# Dataset excerpts:
○ ○ ○
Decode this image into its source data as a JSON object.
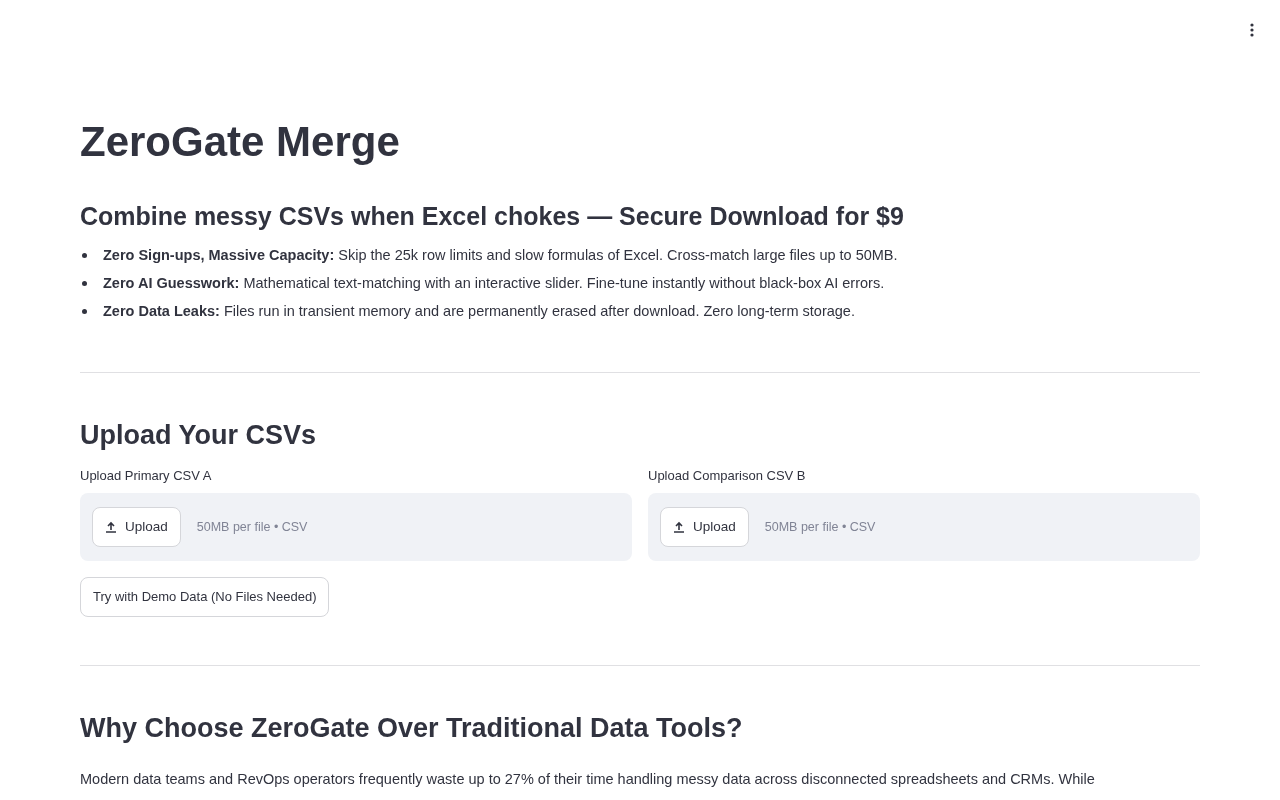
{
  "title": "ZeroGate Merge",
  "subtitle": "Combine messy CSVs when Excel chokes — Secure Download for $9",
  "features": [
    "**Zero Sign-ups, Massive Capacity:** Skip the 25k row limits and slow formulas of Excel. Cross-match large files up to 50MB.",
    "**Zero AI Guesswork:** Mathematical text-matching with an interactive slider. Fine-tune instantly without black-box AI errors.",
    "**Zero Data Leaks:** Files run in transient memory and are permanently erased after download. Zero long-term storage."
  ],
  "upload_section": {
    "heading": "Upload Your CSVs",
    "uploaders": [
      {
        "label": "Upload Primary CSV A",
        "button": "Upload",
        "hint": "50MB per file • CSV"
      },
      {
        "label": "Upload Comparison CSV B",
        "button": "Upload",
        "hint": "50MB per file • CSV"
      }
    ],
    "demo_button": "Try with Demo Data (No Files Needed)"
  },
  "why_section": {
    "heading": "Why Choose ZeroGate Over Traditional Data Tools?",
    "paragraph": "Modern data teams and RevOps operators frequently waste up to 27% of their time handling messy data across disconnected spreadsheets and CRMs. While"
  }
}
○ ○ ○
Above are records; say how many of their lines contain the word "Excel", giving only the number.

# Full answer:
2